[Exercise details]: From the listing below, pull each line that includes "salud".

Recorded data:
Begin
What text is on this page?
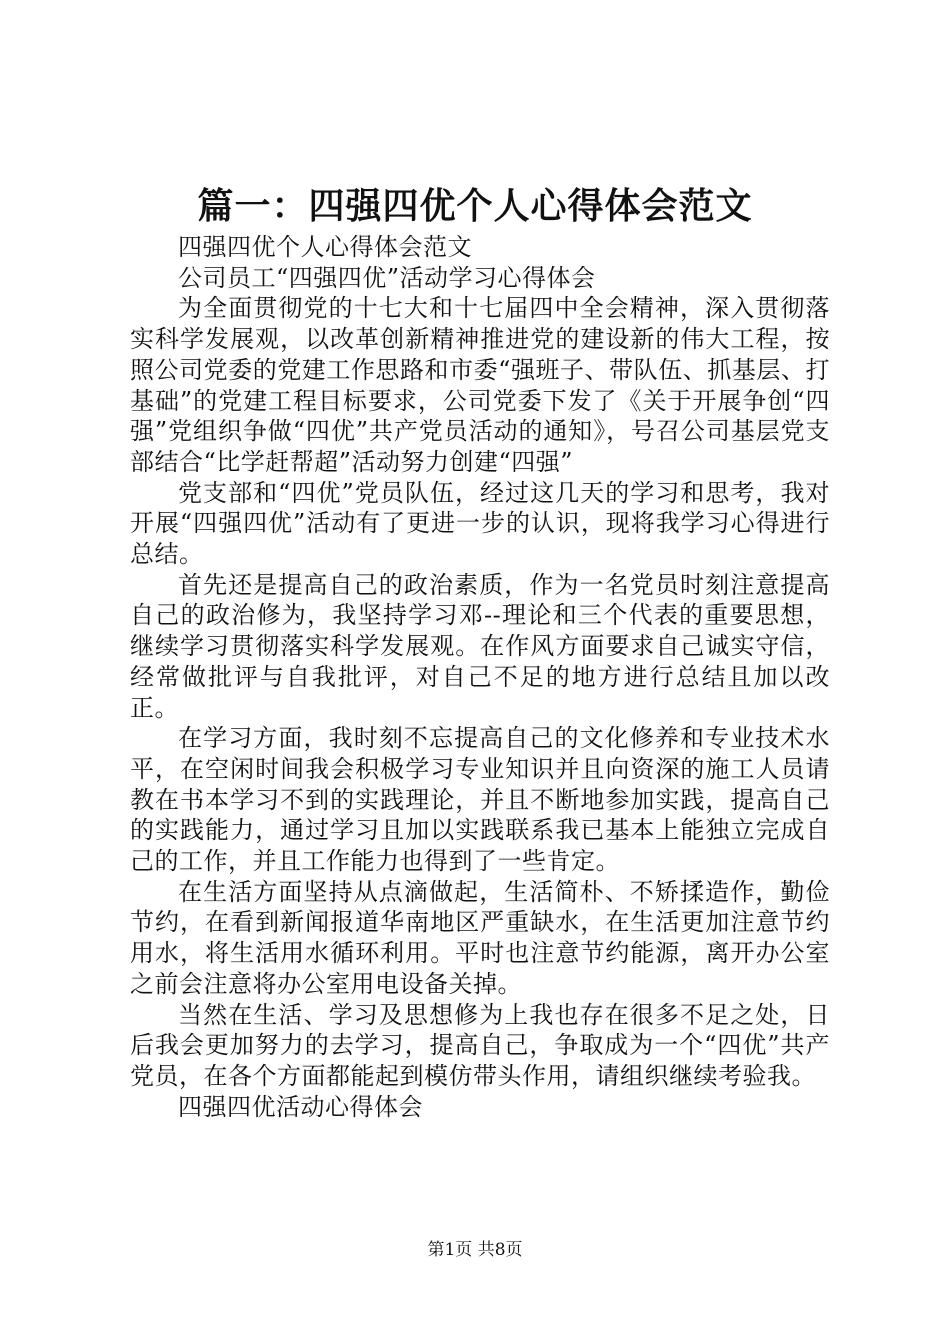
篇一：四强四优个人心得体会范文

四强四优个人心得体会范文

公司员工“四强四优”活动学习心得体会

为全面贯彻党的十七大和十七届四中全会精神，深入贯彻落实科学发展观，以改革创新精神推进党的建设新的伟大工程，按照公司党委的党建工作思路和市委“强班子、带队伍、抓基层、打基础”的党建工程目标要求，公司党委下发了《关于开展争创“四强”党组织争做“四优”共产党员活动的通知》，号召公司基层党支部结合“比学赶帮超”活动努力创建“四强”

党支部和“四优”党员队伍，经过这几天的学习和思考，我对开展“四强四优”活动有了更进一步的认识，现将我学习心得进行总结。

首先还是提高自己的政治素质，作为一名党员时刻注意提高自己的政治修为，我坚持学习邓--理论和三个代表的重要思想，继续学习贯彻落实科学发展观。在作风方面要求自己诚实守信，经常做批评与自我批评，对自己不足的地方进行总结且加以改正。

在学习方面，我时刻不忘提高自己的文化修养和专业技术水平，在空闲时间我会积极学习专业知识并且向资深的施工人员请教在书本学习不到的实践理论，并且不断地参加实践，提高自己的实践能力，通过学习且加以实践联系我已基本上能独立完成自己的工作，并且工作能力也得到了一些肯定。

在生活方面坚持从点滴做起，生活简朴、不矫揉造作，勤俭节约，在看到新闻报道华南地区严重缺水，在生活更加注意节约用水，将生活用水循环利用。平时也注意节约能源，离开办公室之前会注意将办公室用电设备关掉。

当然在生活、学习及思想修为上我也存在很多不足之处，日后我会更加努力的去学习，提高自己，争取成为一个“四优”共产党员，在各个方面都能起到模仿带头作用，请组织继续考验我。

四强四优活动心得体会

第1页 共8页
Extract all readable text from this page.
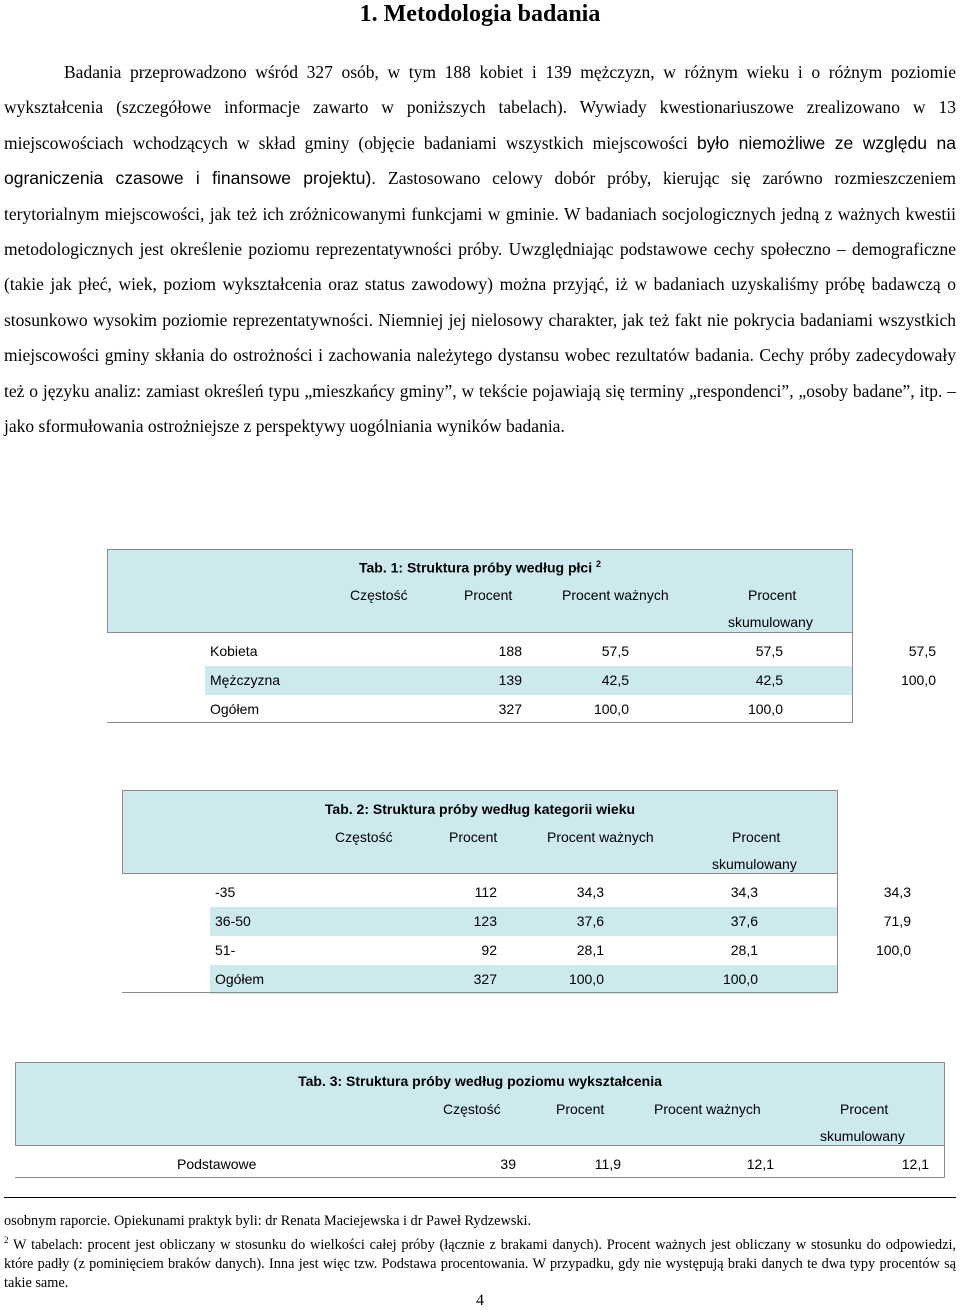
1. Metodologia badania

Badania przeprowadzono wśród 327 osób, w tym 188 kobiet i 139 mężczyzn, w różnym wieku i o różnym poziomie wykształcenia (szczegółowe informacje zawarto w poniższych tabelach). Wywiady kwestionariuszowe zrealizowano w 13 miejscowościach wchodzących w skład gminy (objęcie badaniami wszystkich miejscowości było niemożliwe ze względu na ograniczenia czasowe i finansowe projektu). Zastosowano celowy dobór próby, kierując się zarówno rozmieszczeniem terytorialnym miejscowości, jak też ich zróżnicowanymi funkcjami w gminie. W badaniach socjologicznych jedną z ważnych kwestii metodologicznych jest określenie poziomu reprezentatywności próby. Uwzględniając podstawowe cechy społeczno – demograficzne (takie jak płeć, wiek, poziom wykształcenia oraz status zawodowy) można przyjąć, iż w badaniach uzyskaliśmy próbę badawczą o stosunkowo wysokim poziomie reprezentatywności. Niemniej jej nielosowy charakter, jak też fakt nie pokrycia badaniami wszystkich miejscowości gminy skłania do ostrożności i zachowania należytego dystansu wobec rezultatów badania. Cechy próby zadecydowały też o języku analiz: zamiast określeń typu „mieszkańcy gminy”, w tekście pojawiają się terminy „respondenci”, „osoby badane”, itp. – jako sformułowania ostrożniejsze z perspektywy uogólniania wyników badania.

Tab. 1: Struktura próby według płci $^2$
Częstość	Procent	Procent ważnych	Procent
skumulowany
Kobieta	188	57,5	57,5	57,5
Mężczyzna	139	42,5	42,5	100,0
Ogółem	327	100,0	100,0
Tab. 2: Struktura próby według kategorii wieku
Częstość	Procent	Procent ważnych	Procent
skumulowany
-35	112	34,3	34,3	34,3
36-50	123	37,6	37,6	71,9
51-	92	28,1	28,1	100,0
Ogółem	327	100,0	100,0
Tab. 3: Struktura próby według poziomu wykształcenia
Częstość	Procent	Procent ważnych	Procent
skumulowany
Podstawowe	39	11,9	12,1	12,1

osobnym raporcie. Opiekunami praktyk byli: dr Renata Maciejewska i dr Paweł Rydzewski.

$^2$ W tabelach: procent jest obliczany w stosunku do wielkości całej próby (łącznie z brakami danych). Procent ważnych jest obliczany w stosunku do odpowiedzi, które padły (z pominięciem braków danych). Inna jest więc tzw. Podstawa procentowania. W przypadku, gdy nie występują braki danych te dwa typy procentów są takie same.

4
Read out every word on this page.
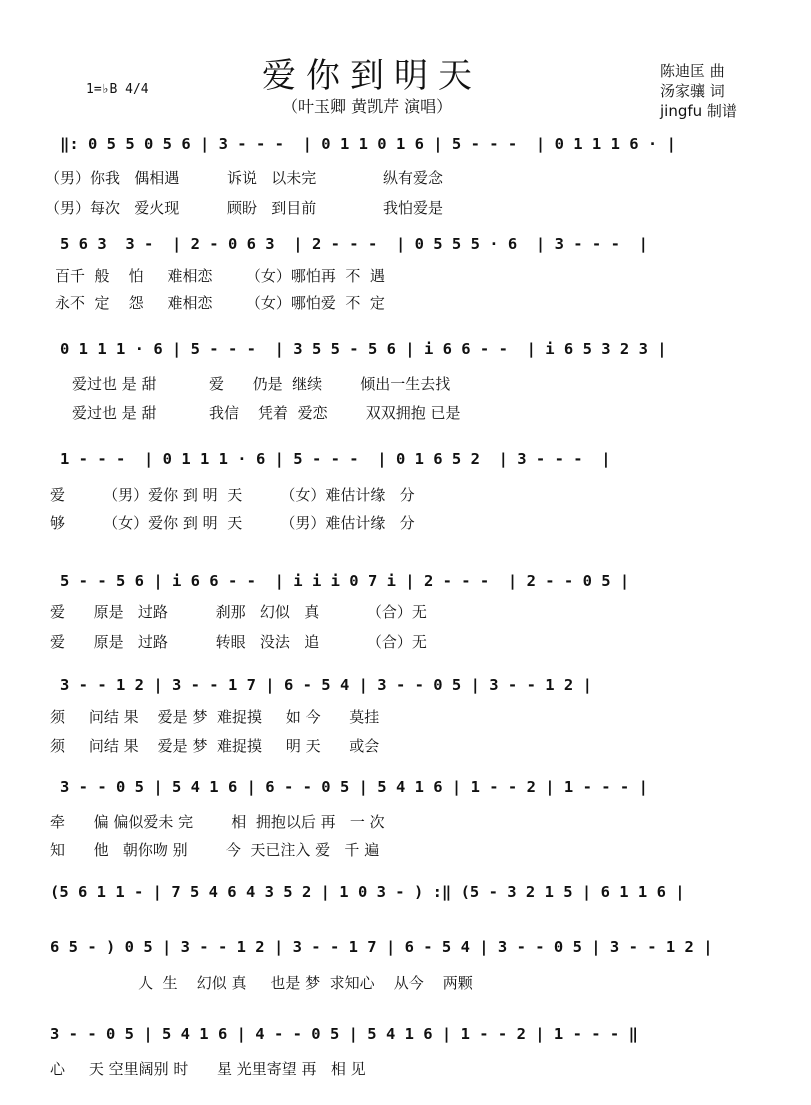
爱你到明天
（叶玉卿 黄凯芹 演唱）
1=♭B 4/4
陈迪匡 曲
汤家骧 词
jingfu 制谱
‖: 0 5 5 0 5 6 | 3 - - -  | 0 1 1 0 1 6 | 5 - - -  | 0 1 1 1 6 · |
（男）你我   偶相遇          诉说   以未完              纵有爱念
（男）每次   爱火现          顾盼   到目前              我怕爱是
5 6 3  3 -  | 2 - 0 6 3  | 2 - - -  | 0 5 5 5 · 6  | 3 - - -  |
百千  般    怕     难相恋       （女）哪怕再  不  遇
永不  定    怨     难相恋       （女）哪怕爱  不  定
0 1 1 1 · 6 | 5 - - -  | 3 5 5 - 5 6 | i 6 6 - -  | i 6 5 3 2 3 |
爱过也 是 甜           爱      仍是  继续        倾出一生去找
爱过也 是 甜           我信    凭着  爱恋        双双拥抱 已是
1 - - -  | 0 1 1 1 · 6 | 5 - - -  | 0 1 6 5 2  | 3 - - -  |
爱        （男）爱你 到 明  天        （女）难估计缘   分
够        （女）爱你 到 明  天        （男）难估计缘   分
5 - - 5 6 | i 6 6 - -  | i i i 0 7 i | 2 - - -  | 2 - - 0 5 |
爱      原是   过路          刹那   幻似   真          （合）无
爱      原是   过路          转眼   没法   追          （合）无
3 - - 1 2 | 3 - - 1 7 | 6 - 5 4 | 3 - - 0 5 | 3 - - 1 2 |
须     问结 果    爱是 梦  难捉摸     如 今      莫挂
须     问结 果    爱是 梦  难捉摸     明 天      或会
3 - - 0 5 | 5 4 1 6 | 6 - - 0 5 | 5 4 1 6 | 1 - - 2 | 1 - - - |
牵      偏 偏似爱未 完        相  拥抱以后 再   一 次
知      他   朝你吻 别        今  天已注入 爱   千 遍
(5 6 1 1 - | 7 5 4 6 4 3 5 2 | 1 0 3 - ) :‖ (5 - 3 2 1 5 | 6 1 1 6 |
6 5 - ) 0 5 | 3 - - 1 2 | 3 - - 1 7 | 6 - 5 4 | 3 - - 0 5 | 3 - - 1 2 |
人  生    幻似 真     也是 梦  求知心    从今    两颗
3 - - 0 5 | 5 4 1 6 | 4 - - 0 5 | 5 4 1 6 | 1 - - 2 | 1 - - - ‖
心     天 空里阔别 时      星 光里寄望 再   相 见
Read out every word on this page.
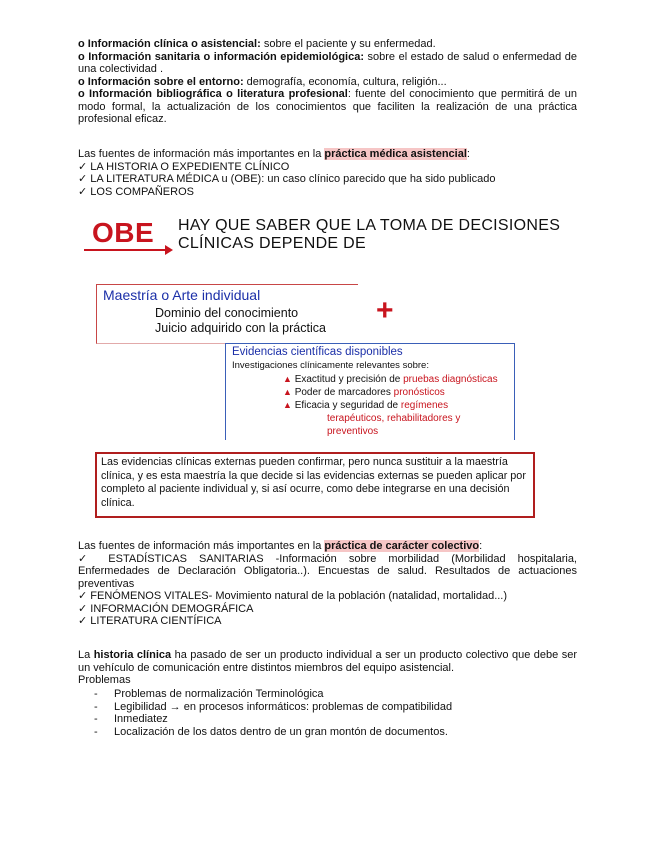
o Información clínica o asistencial: sobre el paciente y su enfermedad.
o Información sanitaria o información epidemiológica: sobre el estado de salud o enfermedad de una colectividad .
o Información sobre el entorno: demografía, economía, cultura, religión...
o Información bibliográfica o literatura profesional: fuente del conocimiento que permitirá de un modo formal, la actualización de los conocimientos que faciliten la realización de una práctica profesional eficaz.
Las fuentes de información más importantes en la práctica médica asistencial:
✓ LA HISTORIA O EXPEDIENTE CLÍNICO
✓ LA LITERATURA MÉDICA u (OBE): un caso clínico parecido que ha sido publicado
✓ LOS COMPAÑEROS
OBE HAY QUE SABER QUE LA TOMA DE DECISIONES
CLÍNICAS DEPENDE DE
Maestría o Arte individual
Dominio del conocimiento
Juicio adquirido con la práctica
+
Evidencias científicas disponibles
Investigaciones clínicamente relevantes sobre:
▲ Exactitud y precisión de pruebas diagnósticas
▲ Poder de marcadores pronósticos
▲ Eficacia y seguridad de regímenes
terapéuticos, rehabilitadores y
preventivos
Las evidencias clínicas externas pueden confirmar, pero nunca sustituir a la maestría clínica, y es esta maestría la que decide si las evidencias externas se pueden aplicar por completo al paciente individual y, si así ocurre, como debe integrarse en una decisión clínica.
Las fuentes de información más importantes en la práctica de carácter colectivo:
✓ ESTADÍSTICAS SANITARIAS -Información sobre morbilidad (Morbilidad hospitalaria, Enfermedades de Declaración Obligatoria..). Encuestas de salud. Resultados de actuaciones preventivas
✓ FENÓMENOS VITALES- Movimiento natural de la población (natalidad, mortalidad...)
✓ INFORMACIÓN DEMOGRÁFICA
✓ LITERATURA CIENTÍFICA
La historia clínica ha pasado de ser un producto individual a ser un producto colectivo que debe ser un vehículo de comunicación entre distintos miembros del equipo asistencial.
Problemas
- Problemas de normalización Terminológica
- Legibilidad → en procesos informáticos: problemas de compatibilidad
- Inmediatez
- Localización de los datos dentro de un gran montón de documentos.
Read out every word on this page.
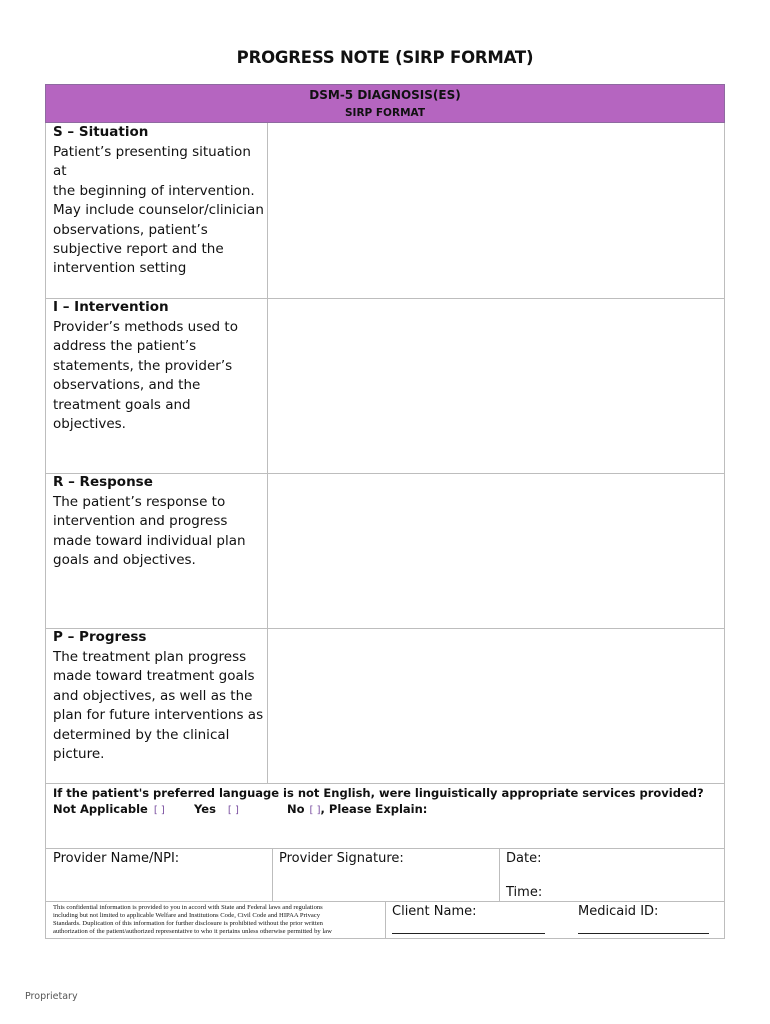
PROGRESS NOTE (SIRP FORMAT)
DSM-5 DIAGNOSIS(ES)
SIRP FORMAT
S – Situation
Patient’s presenting situation at
the beginning of intervention.
May include counselor/clinician
observations, patient’s
subjective report and the
intervention setting
I – Intervention
Provider’s methods used to
address the patient’s
statements, the provider’s
observations, and the
treatment goals and objectives.
R – Response
The patient’s response to
intervention and progress
made toward individual plan
goals and objectives.
P – Progress
The treatment plan progress
made toward treatment goals
and objectives, as well as the
plan for future interventions as
determined by the clinical
picture.
If the patient's preferred language is not English, were linguistically appropriate services provided?
Not Applicable [ ]	Yes [ ]	No [ ], Please Explain:
Provider Name/NPI:	Provider Signature:	Date:
Time:
This confidential information is provided to you in accord with State and Federal laws and regulations
including but not limited to applicable Welfare and Institutions Code, Civil Code and HIPAA Privacy
Standards. Duplication of this information for further disclosure is prohibited without the prior written
authorization of the patient/authorized representative to who it pertains unless otherwise permitted by law
Client Name:	Medicaid ID:
Proprietary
End
[Response for this exercise]:
o Información sanitaria o información epidemiológica: sobre el estado de salud o enfermedad de una colectividad .
✓ ESTADÍSTICAS SANITARIAS -Información sobre morbilidad (Morbilidad hospitalaria, Enfermedades de Declaración Obligatoria..). Encuestas de salud. Resultados de actuaciones preventivas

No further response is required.